- **DATASET EXCERPTS**:

▬▬▬▬▬▬▬▬▬▬

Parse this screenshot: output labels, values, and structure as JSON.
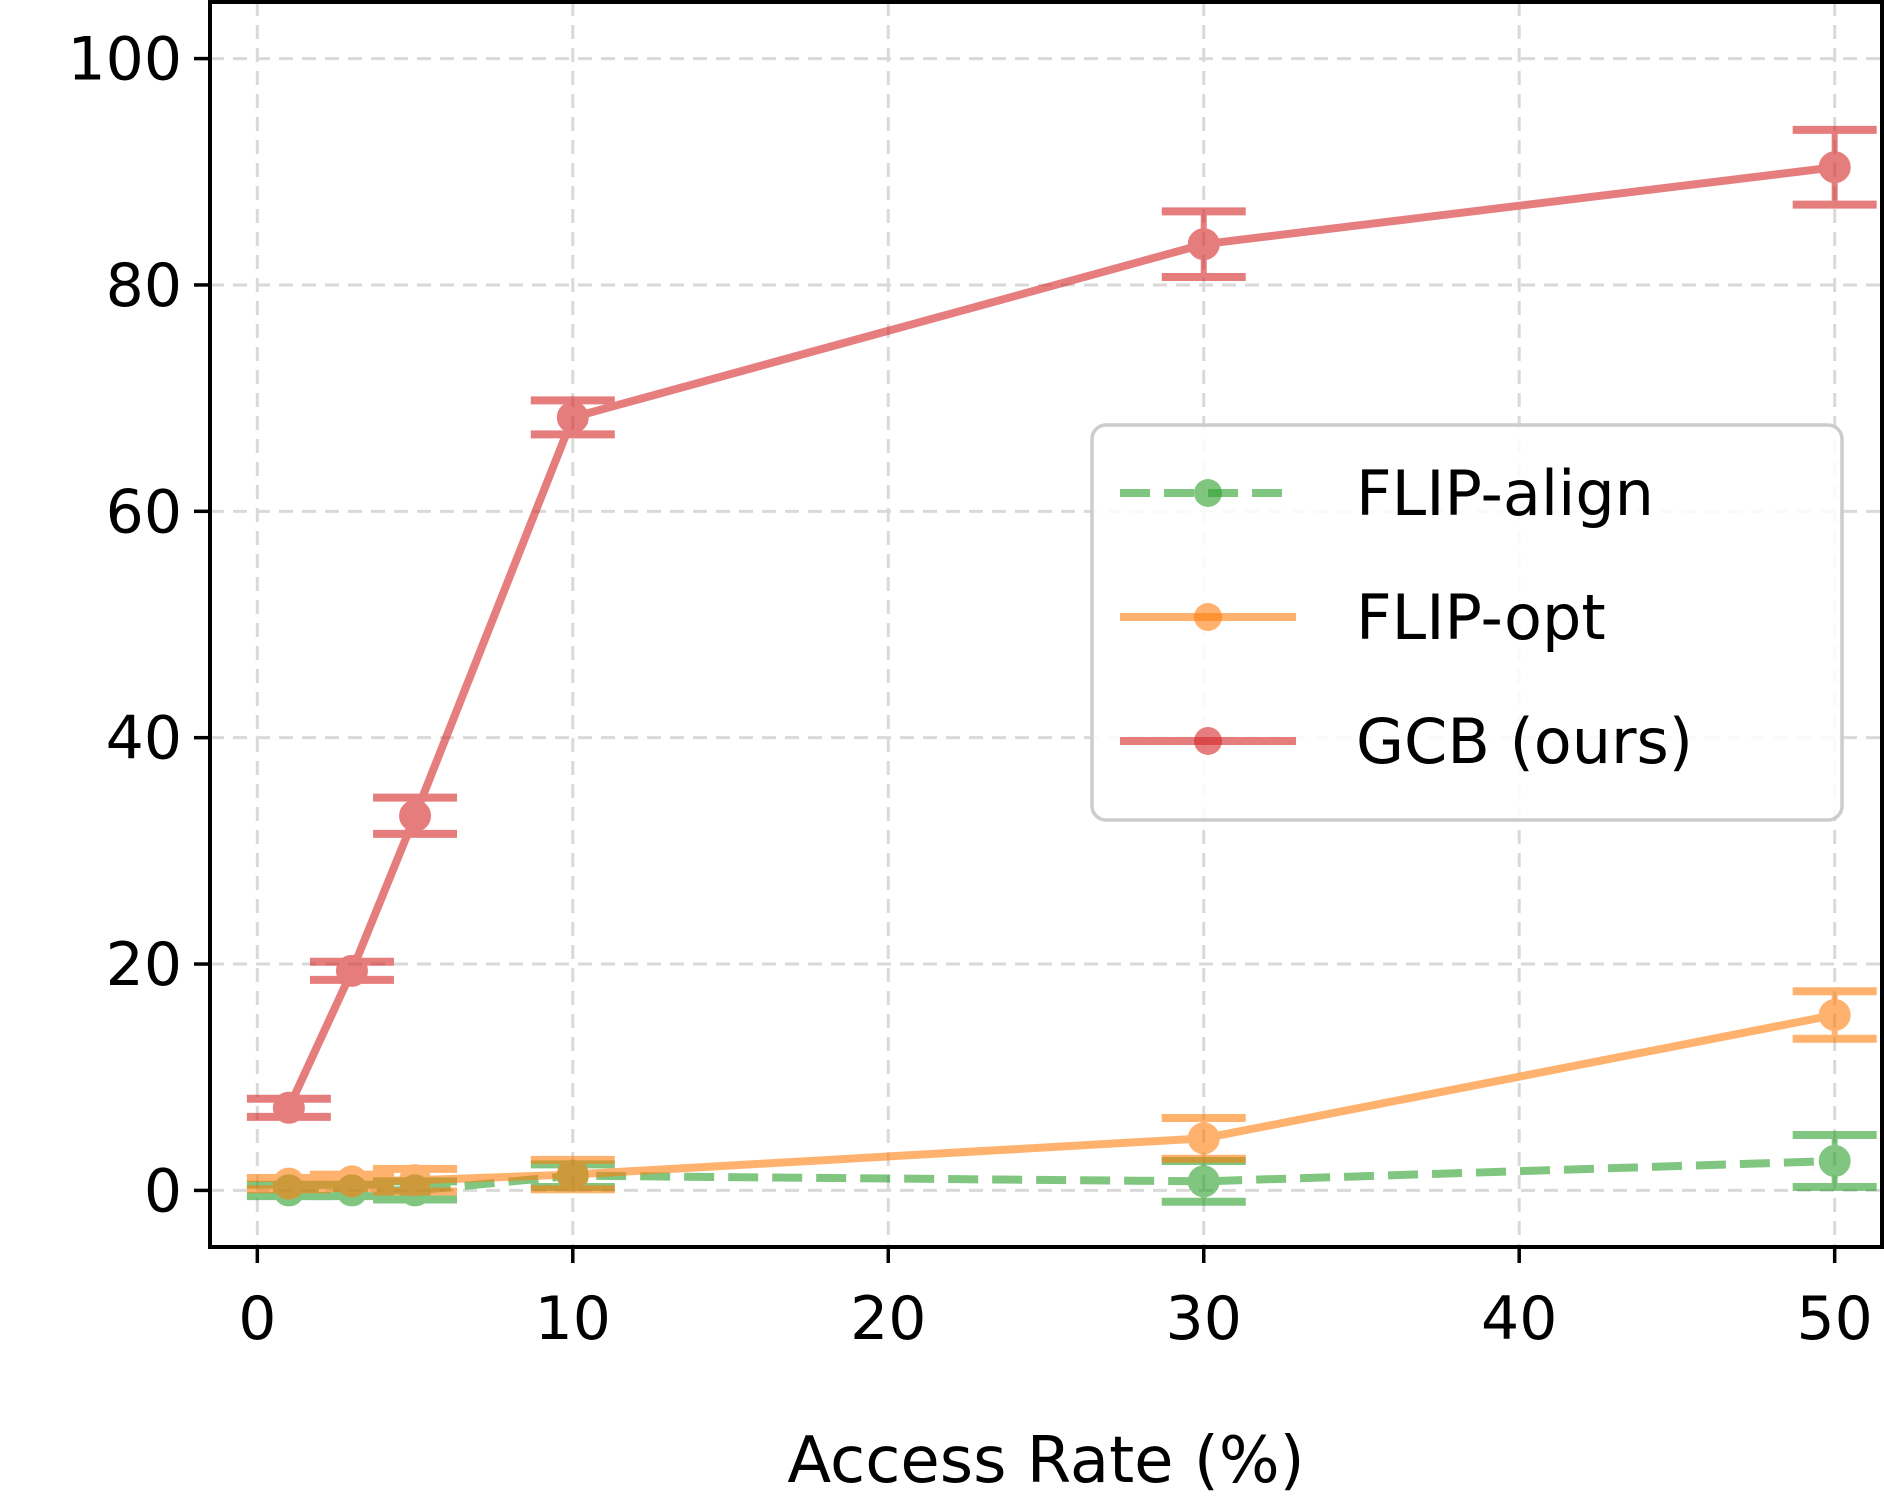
{
  "chart_data": {
    "type": "line",
    "title": "",
    "xlabel": "Access Rate (%)",
    "ylabel": "",
    "xlim": [
      -1.5,
      51.5
    ],
    "ylim": [
      -5,
      105
    ],
    "xticks": [
      0,
      10,
      20,
      30,
      40,
      50
    ],
    "yticks": [
      0,
      20,
      40,
      60,
      80,
      100
    ],
    "grid": true,
    "legend_position": "center-right",
    "x": [
      1,
      3,
      5,
      10,
      30,
      50
    ],
    "series": [
      {
        "name": "FLIP-align",
        "color": "#2ca02c",
        "line_style": "dashed",
        "values": [
          0.0,
          0.0,
          0.0,
          1.3,
          0.8,
          2.6
        ],
        "errors": [
          0.5,
          0.5,
          0.8,
          1.0,
          1.8,
          2.3
        ]
      },
      {
        "name": "FLIP-opt",
        "color": "#ff7f0e",
        "line_style": "solid",
        "values": [
          0.6,
          0.8,
          0.9,
          1.4,
          4.6,
          15.5
        ],
        "errors": [
          0.5,
          0.6,
          1.0,
          1.3,
          1.8,
          2.1
        ]
      },
      {
        "name": "GCB (ours)",
        "color": "#d62728",
        "line_style": "solid",
        "values": [
          7.3,
          19.4,
          33.1,
          68.3,
          83.6,
          90.4
        ],
        "errors": [
          0.8,
          0.8,
          1.6,
          1.5,
          2.9,
          3.3
        ]
      }
    ]
  }
}
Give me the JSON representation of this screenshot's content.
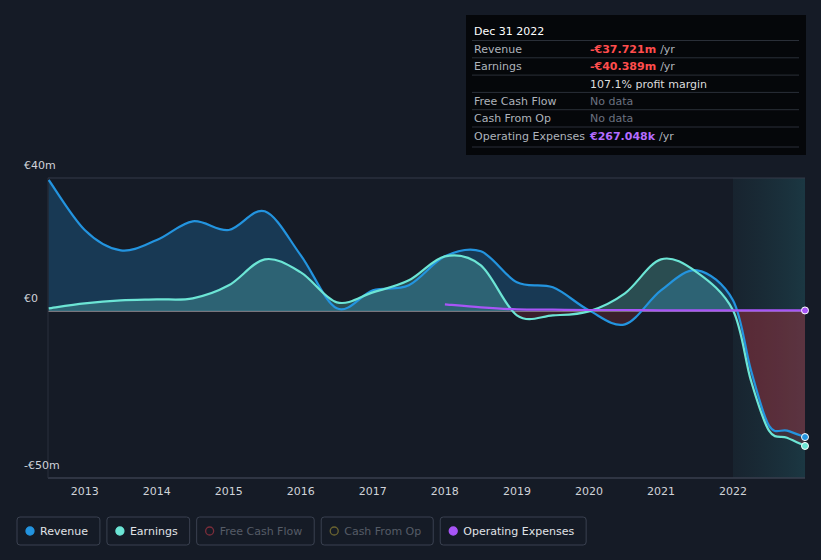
{
  "chart_data": {
    "type": "line",
    "x": [
      2012.5,
      2013,
      2013.5,
      2014,
      2014.5,
      2015,
      2015.5,
      2016,
      2016.5,
      2017,
      2017.5,
      2018,
      2018.5,
      2019,
      2019.5,
      2020,
      2020.5,
      2021,
      2021.5,
      2022,
      2022.25,
      2022.5,
      2022.75,
      2023
    ],
    "xlim": [
      2012.49,
      2023
    ],
    "xticks": [
      2013,
      2014,
      2015,
      2016,
      2017,
      2018,
      2019,
      2020,
      2021,
      2022
    ],
    "ylim": [
      -50,
      40
    ],
    "yticks": [
      {
        "value": 40,
        "label": "€40m"
      },
      {
        "value": 0,
        "label": "€0"
      },
      {
        "value": -50,
        "label": "-€50m"
      }
    ],
    "grid": true,
    "legend": "bottom",
    "series": [
      {
        "name": "Revenue",
        "color": "#2394df",
        "values": [
          39.4,
          24.4,
          18.3,
          21.4,
          27,
          24.4,
          30,
          16.8,
          0.9,
          6.3,
          7.8,
          16.5,
          18,
          8.7,
          7.2,
          0.3,
          -3.9,
          6.3,
          12.3,
          3.3,
          -17.7,
          -34.3,
          -35.8,
          -37.721
        ]
      },
      {
        "name": "Earnings",
        "color": "#6ce5d5",
        "values": [
          0.9,
          2.4,
          3.3,
          3.6,
          3.9,
          7.8,
          15.6,
          11.7,
          2.7,
          5.7,
          9.3,
          16.5,
          13.8,
          -1.2,
          -1.2,
          0,
          5.4,
          15.6,
          11.7,
          0.3,
          -20.8,
          -35.8,
          -37.9,
          -40.389
        ]
      },
      {
        "name": "Free Cash Flow",
        "color": "#7a2d3a",
        "values": [
          null,
          null,
          null,
          null,
          null,
          null,
          null,
          null,
          null,
          null,
          null,
          null,
          null,
          null,
          null,
          null,
          null,
          null,
          null,
          null,
          null,
          null,
          null,
          null
        ]
      },
      {
        "name": "Cash From Op",
        "color": "#6b6430",
        "values": [
          null,
          null,
          null,
          null,
          null,
          null,
          null,
          null,
          null,
          null,
          null,
          null,
          null,
          null,
          null,
          null,
          null,
          null,
          null,
          null,
          null,
          null,
          null,
          null
        ]
      },
      {
        "name": "Operating Expenses",
        "color": "#a855f7",
        "values": [
          null,
          null,
          null,
          null,
          null,
          null,
          null,
          null,
          null,
          null,
          null,
          2.1,
          1.2,
          0.6,
          0.5,
          0.4,
          0.4,
          0.3,
          0.3,
          0.3,
          0.3,
          0.28,
          0.27,
          0.267
        ]
      }
    ],
    "tooltip": {
      "title": "Dec 31 2022",
      "rows": [
        {
          "label": "Revenue",
          "value": "-€37.721m",
          "unit": "/yr",
          "color": "#ff4d4d"
        },
        {
          "label": "Earnings",
          "value": "-€40.389m",
          "unit": "/yr",
          "color": "#ff4d4d"
        },
        {
          "value": "107.1% profit margin",
          "color": "#dddddd"
        },
        {
          "label": "Free Cash Flow",
          "value": "No data",
          "color": "#6b7280"
        },
        {
          "label": "Cash From Op",
          "value": "No data",
          "color": "#6b7280"
        },
        {
          "label": "Operating Expenses",
          "value": "€267.048k",
          "unit": "/yr",
          "color": "#b46cff"
        }
      ]
    }
  }
}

▬▬▬▬▬▬▬▬▬▬

Repeat the data exactly, dropping every picture it holds.

Parse this screenshot: output labels, values, and structure as JSON.
{
  "chart_data": {
    "type": "line",
    "title": "",
    "xlabel": "Access Rate (%)",
    "ylabel": "",
    "xlim": [
      -1.5,
      51.5
    ],
    "ylim": [
      -5,
      105
    ],
    "xticks": [
      0,
      10,
      20,
      30,
      40,
      50
    ],
    "yticks": [
      0,
      20,
      40,
      60,
      80,
      100
    ],
    "grid": true,
    "legend_position": "center-right",
    "x": [
      1,
      3,
      5,
      10,
      30,
      50
    ],
    "series": [
      {
        "name": "FLIP-align",
        "color": "#2ca02c",
        "line_style": "dashed",
        "values": [
          0.0,
          0.0,
          0.0,
          1.3,
          0.8,
          2.6
        ],
        "errors": [
          0.5,
          0.5,
          0.8,
          1.0,
          1.8,
          2.3
        ]
      },
      {
        "name": "FLIP-opt",
        "color": "#ff7f0e",
        "line_style": "solid",
        "values": [
          0.6,
          0.8,
          0.9,
          1.4,
          4.6,
          15.5
        ],
        "errors": [
          0.5,
          0.6,
          1.0,
          1.3,
          1.8,
          2.1
        ]
      },
      {
        "name": "GCB (ours)",
        "color": "#d62728",
        "line_style": "solid",
        "values": [
          7.3,
          19.4,
          33.1,
          68.3,
          83.6,
          90.4
        ],
        "errors": [
          0.8,
          0.8,
          1.6,
          1.5,
          2.9,
          3.3
        ]
      }
    ]
  }
}
Give me the JSON representation of this screenshot's content.
{
  "chart_data": {
    "type": "line",
    "x": [
      2012.5,
      2013,
      2013.5,
      2014,
      2014.5,
      2015,
      2015.5,
      2016,
      2016.5,
      2017,
      2017.5,
      2018,
      2018.5,
      2019,
      2019.5,
      2020,
      2020.5,
      2021,
      2021.5,
      2022,
      2022.25,
      2022.5,
      2022.75,
      2023
    ],
    "xlim": [
      2012.49,
      2023
    ],
    "xticks": [
      2013,
      2014,
      2015,
      2016,
      2017,
      2018,
      2019,
      2020,
      2021,
      2022
    ],
    "ylim": [
      -50,
      40
    ],
    "yticks": [
      {
        "value": 40,
        "label": "€40m"
      },
      {
        "value": 0,
        "label": "€0"
      },
      {
        "value": -50,
        "label": "-€50m"
      }
    ],
    "grid": true,
    "legend": "bottom",
    "series": [
      {
        "name": "Revenue",
        "color": "#2394df",
        "values": [
          39.4,
          24.4,
          18.3,
          21.4,
          27,
          24.4,
          30,
          16.8,
          0.9,
          6.3,
          7.8,
          16.5,
          18,
          8.7,
          7.2,
          0.3,
          -3.9,
          6.3,
          12.3,
          3.3,
          -17.7,
          -34.3,
          -35.8,
          -37.721
        ]
      },
      {
        "name": "Earnings",
        "color": "#6ce5d5",
        "values": [
          0.9,
          2.4,
          3.3,
          3.6,
          3.9,
          7.8,
          15.6,
          11.7,
          2.7,
          5.7,
          9.3,
          16.5,
          13.8,
          -1.2,
          -1.2,
          0,
          5.4,
          15.6,
          11.7,
          0.3,
          -20.8,
          -35.8,
          -37.9,
          -40.389
        ]
      },
      {
        "name": "Free Cash Flow",
        "color": "#7a2d3a",
        "values": [
          null,
          null,
          null,
          null,
          null,
          null,
          null,
          null,
          null,
          null,
          null,
          null,
          null,
          null,
          null,
          null,
          null,
          null,
          null,
          null,
          null,
          null,
          null,
          null
        ]
      },
      {
        "name": "Cash From Op",
        "color": "#6b6430",
        "values": [
          null,
          null,
          null,
          null,
          null,
          null,
          null,
          null,
          null,
          null,
          null,
          null,
          null,
          null,
          null,
          null,
          null,
          null,
          null,
          null,
          null,
          null,
          null,
          null
        ]
      },
      {
        "name": "Operating Expenses",
        "color": "#a855f7",
        "values": [
          null,
          null,
          null,
          null,
          null,
          null,
          null,
          null,
          null,
          null,
          null,
          2.1,
          1.2,
          0.6,
          0.5,
          0.4,
          0.4,
          0.3,
          0.3,
          0.3,
          0.3,
          0.28,
          0.27,
          0.267
        ]
      }
    ],
    "tooltip": {
      "title": "Dec 31 2022",
      "rows": [
        {
          "label": "Revenue",
          "value": "-€37.721m",
          "unit": "/yr",
          "color": "#ff4d4d"
        },
        {
          "label": "Earnings",
          "value": "-€40.389m",
          "unit": "/yr",
          "color": "#ff4d4d"
        },
        {
          "value": "107.1% profit margin",
          "color": "#dddddd"
        },
        {
          "label": "Free Cash Flow",
          "value": "No data",
          "color": "#6b7280"
        },
        {
          "label": "Cash From Op",
          "value": "No data",
          "color": "#6b7280"
        },
        {
          "label": "Operating Expenses",
          "value": "€267.048k",
          "unit": "/yr",
          "color": "#b46cff"
        }
      ]
    }
  }
}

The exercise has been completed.